▶ TASK INSTRUCTIONS
Please copy all of the material below line for line, leaving the pictures out of your answer.
=====
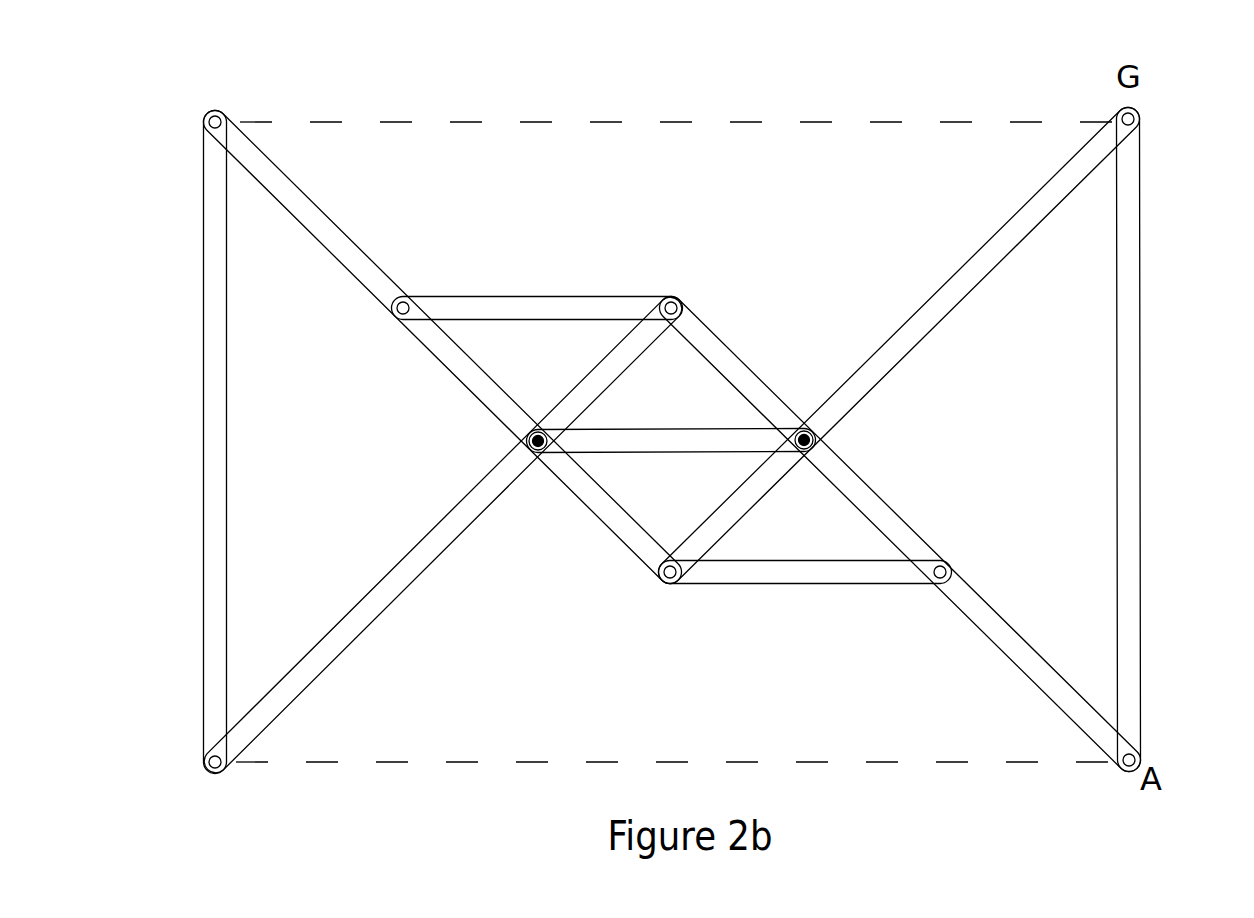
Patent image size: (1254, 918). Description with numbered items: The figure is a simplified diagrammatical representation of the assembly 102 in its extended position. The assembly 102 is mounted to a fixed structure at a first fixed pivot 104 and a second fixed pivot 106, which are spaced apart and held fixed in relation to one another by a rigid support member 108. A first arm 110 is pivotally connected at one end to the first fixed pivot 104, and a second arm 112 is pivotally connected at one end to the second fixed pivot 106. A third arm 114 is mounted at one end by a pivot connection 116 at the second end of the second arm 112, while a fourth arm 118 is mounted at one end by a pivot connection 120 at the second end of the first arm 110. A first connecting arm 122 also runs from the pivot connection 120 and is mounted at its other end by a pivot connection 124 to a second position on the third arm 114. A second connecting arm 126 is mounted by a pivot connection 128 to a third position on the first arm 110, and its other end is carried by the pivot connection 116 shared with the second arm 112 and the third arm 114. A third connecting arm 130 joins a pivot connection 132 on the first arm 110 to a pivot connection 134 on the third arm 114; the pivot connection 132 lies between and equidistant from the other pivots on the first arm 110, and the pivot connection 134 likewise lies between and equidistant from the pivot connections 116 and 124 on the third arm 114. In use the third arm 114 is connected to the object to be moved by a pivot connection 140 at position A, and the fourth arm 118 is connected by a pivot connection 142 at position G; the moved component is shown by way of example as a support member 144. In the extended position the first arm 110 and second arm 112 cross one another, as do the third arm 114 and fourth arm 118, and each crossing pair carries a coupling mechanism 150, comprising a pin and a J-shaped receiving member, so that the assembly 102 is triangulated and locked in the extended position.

The assembly 102 is at (621, 88).
The first fixed pivot 104 is at (222, 115).
The second fixed pivot 106 is at (205, 764).
The support member 108 is at (205, 345).
The first arm 110 is at (306, 208).
The second arm 112 is at (398, 582).
The third arm 114 is at (993, 626).
The pivot connection 116 is at (678, 300).
The fourth arm 118 is at (1028, 220).
The pivot connection 120 is at (660, 582).
The first connecting arm 122 is at (810, 585).
The pivot connection 124 is at (950, 566).
The second connecting arm 126 is at (530, 296).
The pivot connection 128 is at (396, 318).
The third connecting arm 130 is at (672, 443).
The pivot connection 132 is at (533, 465).
The pivot connection 134 is at (805, 428).
The pivot connection 140 is at (1140, 752).
The pivot connection 142 is at (1142, 117).
The support member 144 is at (1140, 328).
The coupling mechanism 150 is at (512, 449).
=====
▶ SOLUTION FOR THIS PROBLEM
Patent image size: (1254, 918). Description with numbered items: The figure is a simplified diagrammatical representation of the assembly 102 in its extended position. The assembly 102 is mounted to a fixed structure at a first fixed pivot 104 and a second fixed pivot 106, which are spaced apart and held fixed in relation to one another by a rigid support member 108. A first arm 110 is pivotally connected at one end to the first fixed pivot 104, and a second arm 112 is pivotally connected at one end to the second fixed pivot 106. A third arm 114 is mounted at one end by a pivot connection 116 at the second end of the second arm 112, while a fourth arm 118 is mounted at one end by a pivot connection 120 at the second end of the first arm 110. A first connecting arm 122 also runs from the pivot connection 120 and is mounted at its other end by a pivot connection 124 to a second position on the third arm 114. A second connecting arm 126 is mounted by a pivot connection 128 to a third position on the first arm 110, and its other end is carried by the pivot connection 116 shared with the second arm 112 and the third arm 114. A third connecting arm 130 joins a pivot connection 132 on the first arm 110 to a pivot connection 134 on the third arm 114; the pivot connection 132 lies between and equidistant from the other pivots on the first arm 110, and the pivot connection 134 likewise lies between and equidistant from the pivot connections 116 and 124 on the third arm 114. In use the third arm 114 is connected to the object to be moved by a pivot connection 140 at position A, and the fourth arm 118 is connected by a pivot connection 142 at position G; the moved component is shown by way of example as a support member 144. In the extended position the first arm 110 and second arm 112 cross one another, as do the third arm 114 and fourth arm 118, and each crossing pair carries a coupling mechanism 150, comprising a pin and a J-shaped receiving member, so that the assembly 102 is triangulated and locked in the extended position.

The assembly 102 is at (621, 88).
The first fixed pivot 104 is at (222, 115).
The second fixed pivot 106 is at (205, 764).
The support member 108 is at (205, 345).
The first arm 110 is at (306, 208).
The second arm 112 is at (398, 582).
The third arm 114 is at (993, 626).
The pivot connection 116 is at (678, 300).
The fourth arm 118 is at (1028, 220).
The pivot connection 120 is at (660, 582).
The first connecting arm 122 is at (810, 585).
The pivot connection 124 is at (950, 566).
The second connecting arm 126 is at (530, 296).
The pivot connection 128 is at (396, 318).
The third connecting arm 130 is at (672, 443).
The pivot connection 132 is at (533, 465).
The pivot connection 134 is at (805, 428).
The pivot connection 140 is at (1140, 752).
The pivot connection 142 is at (1142, 117).
The support member 144 is at (1140, 328).
The coupling mechanism 150 is at (512, 449).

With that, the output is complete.